- Problem details
Extract the text of every entry below exactly; leave images out.

------ Provided data ------

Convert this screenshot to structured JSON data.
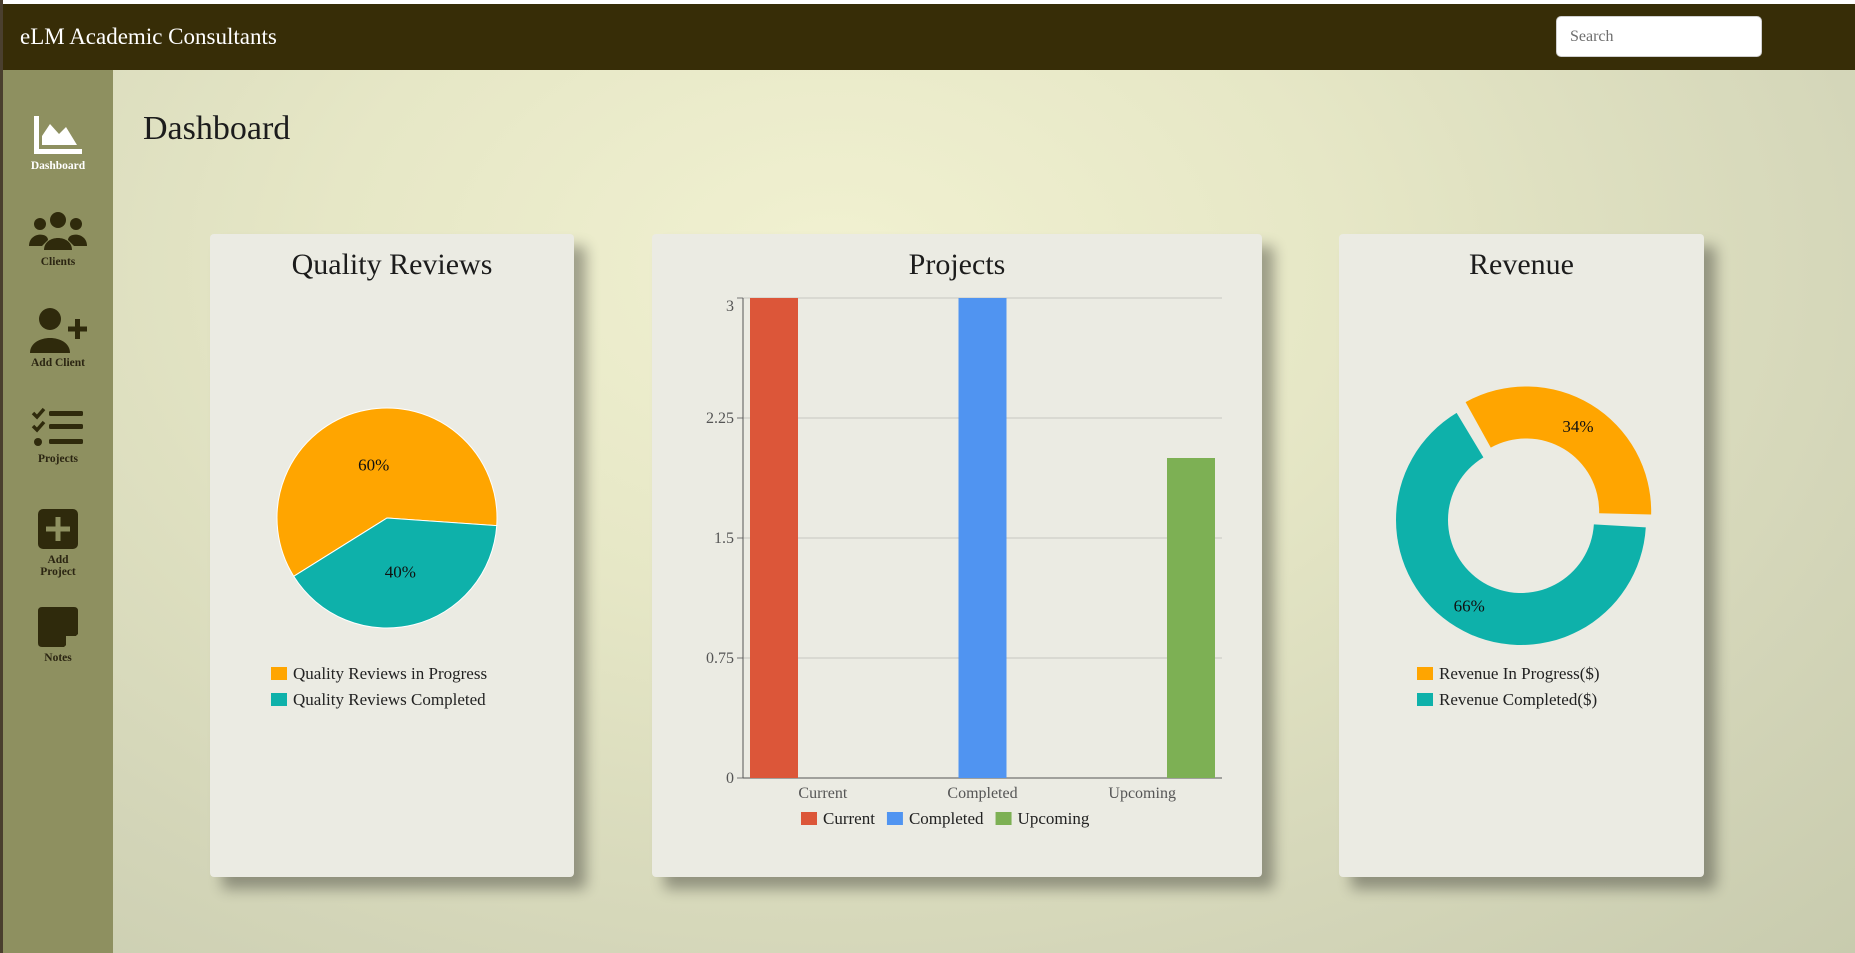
{
  "app": {
    "title": "eLM Academic Consultants"
  },
  "search": {
    "placeholder": "Search",
    "value": ""
  },
  "sidebar": {
    "items": [
      {
        "label": "Dashboard",
        "icon": "chart-area-icon",
        "active": true
      },
      {
        "label": "Clients",
        "icon": "users-icon",
        "active": false
      },
      {
        "label": "Add Client",
        "icon": "user-plus-icon",
        "active": false
      },
      {
        "label": "Projects",
        "icon": "task-list-icon",
        "active": false
      },
      {
        "label": "Add Project",
        "icon": "plus-square-icon",
        "active": false
      },
      {
        "label": "Notes",
        "icon": "sticky-note-icon",
        "active": false
      }
    ]
  },
  "page": {
    "title": "Dashboard"
  },
  "colors": {
    "header": "#372d07",
    "sidebar": "#8e9060",
    "orange": "#ffa500",
    "teal": "#0eb1aa",
    "red": "#dc5639",
    "blue": "#5094f1",
    "green": "#7db054"
  },
  "cards": {
    "quality": {
      "title": "Quality Reviews",
      "legend": [
        "Quality Reviews in Progress",
        "Quality Reviews Completed"
      ]
    },
    "projects": {
      "title": "Projects"
    },
    "revenue": {
      "title": "Revenue",
      "legend": [
        "Revenue In Progress($)",
        "Revenue Completed($)"
      ]
    }
  },
  "chart_data": [
    {
      "type": "pie",
      "title": "Quality Reviews",
      "categories": [
        "Quality Reviews in Progress",
        "Quality Reviews Completed"
      ],
      "values": [
        60,
        40
      ],
      "labels": [
        "60%",
        "40%"
      ],
      "colors": [
        "#ffa500",
        "#0eb1aa"
      ],
      "legend_position": "bottom"
    },
    {
      "type": "bar",
      "title": "Projects",
      "categories": [
        "Current",
        "Completed",
        "Upcoming"
      ],
      "series": [
        {
          "name": "Current",
          "values": [
            3,
            0,
            0
          ],
          "color": "#dc5639"
        },
        {
          "name": "Completed",
          "values": [
            0,
            3,
            0
          ],
          "color": "#5094f1"
        },
        {
          "name": "Upcoming",
          "values": [
            0,
            0,
            2
          ],
          "color": "#7db054"
        }
      ],
      "yticks": [
        "0",
        "0.75",
        "1.5",
        "2.25",
        "3"
      ],
      "ylim": [
        0,
        3
      ],
      "grid": true,
      "legend_position": "bottom"
    },
    {
      "type": "pie",
      "subtype": "donut",
      "title": "Revenue",
      "categories": [
        "Revenue In Progress($)",
        "Revenue Completed($)"
      ],
      "values": [
        34,
        66
      ],
      "labels": [
        "34%",
        "66%"
      ],
      "colors": [
        "#ffa500",
        "#0eb1aa"
      ],
      "legend_position": "bottom"
    }
  ]
}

------

- Completed exercise
Convert this screenshot to structured JSON data.
{
  "app": {
    "title": "eLM Academic Consultants"
  },
  "search": {
    "placeholder": "Search",
    "value": ""
  },
  "sidebar": {
    "items": [
      {
        "label": "Dashboard",
        "icon": "chart-area-icon",
        "active": true
      },
      {
        "label": "Clients",
        "icon": "users-icon",
        "active": false
      },
      {
        "label": "Add Client",
        "icon": "user-plus-icon",
        "active": false
      },
      {
        "label": "Projects",
        "icon": "task-list-icon",
        "active": false
      },
      {
        "label": "Add Project",
        "icon": "plus-square-icon",
        "active": false
      },
      {
        "label": "Notes",
        "icon": "sticky-note-icon",
        "active": false
      }
    ]
  },
  "page": {
    "title": "Dashboard"
  },
  "colors": {
    "header": "#372d07",
    "sidebar": "#8e9060",
    "orange": "#ffa500",
    "teal": "#0eb1aa",
    "red": "#dc5639",
    "blue": "#5094f1",
    "green": "#7db054"
  },
  "cards": {
    "quality": {
      "title": "Quality Reviews",
      "legend": [
        "Quality Reviews in Progress",
        "Quality Reviews Completed"
      ]
    },
    "projects": {
      "title": "Projects"
    },
    "revenue": {
      "title": "Revenue",
      "legend": [
        "Revenue In Progress($)",
        "Revenue Completed($)"
      ]
    }
  },
  "chart_data": [
    {
      "type": "pie",
      "title": "Quality Reviews",
      "categories": [
        "Quality Reviews in Progress",
        "Quality Reviews Completed"
      ],
      "values": [
        60,
        40
      ],
      "labels": [
        "60%",
        "40%"
      ],
      "colors": [
        "#ffa500",
        "#0eb1aa"
      ],
      "legend_position": "bottom"
    },
    {
      "type": "bar",
      "title": "Projects",
      "categories": [
        "Current",
        "Completed",
        "Upcoming"
      ],
      "series": [
        {
          "name": "Current",
          "values": [
            3,
            0,
            0
          ],
          "color": "#dc5639"
        },
        {
          "name": "Completed",
          "values": [
            0,
            3,
            0
          ],
          "color": "#5094f1"
        },
        {
          "name": "Upcoming",
          "values": [
            0,
            0,
            2
          ],
          "color": "#7db054"
        }
      ],
      "yticks": [
        "0",
        "0.75",
        "1.5",
        "2.25",
        "3"
      ],
      "ylim": [
        0,
        3
      ],
      "grid": true,
      "legend_position": "bottom"
    },
    {
      "type": "pie",
      "subtype": "donut",
      "title": "Revenue",
      "categories": [
        "Revenue In Progress($)",
        "Revenue Completed($)"
      ],
      "values": [
        34,
        66
      ],
      "labels": [
        "34%",
        "66%"
      ],
      "colors": [
        "#ffa500",
        "#0eb1aa"
      ],
      "legend_position": "bottom"
    }
  ]
}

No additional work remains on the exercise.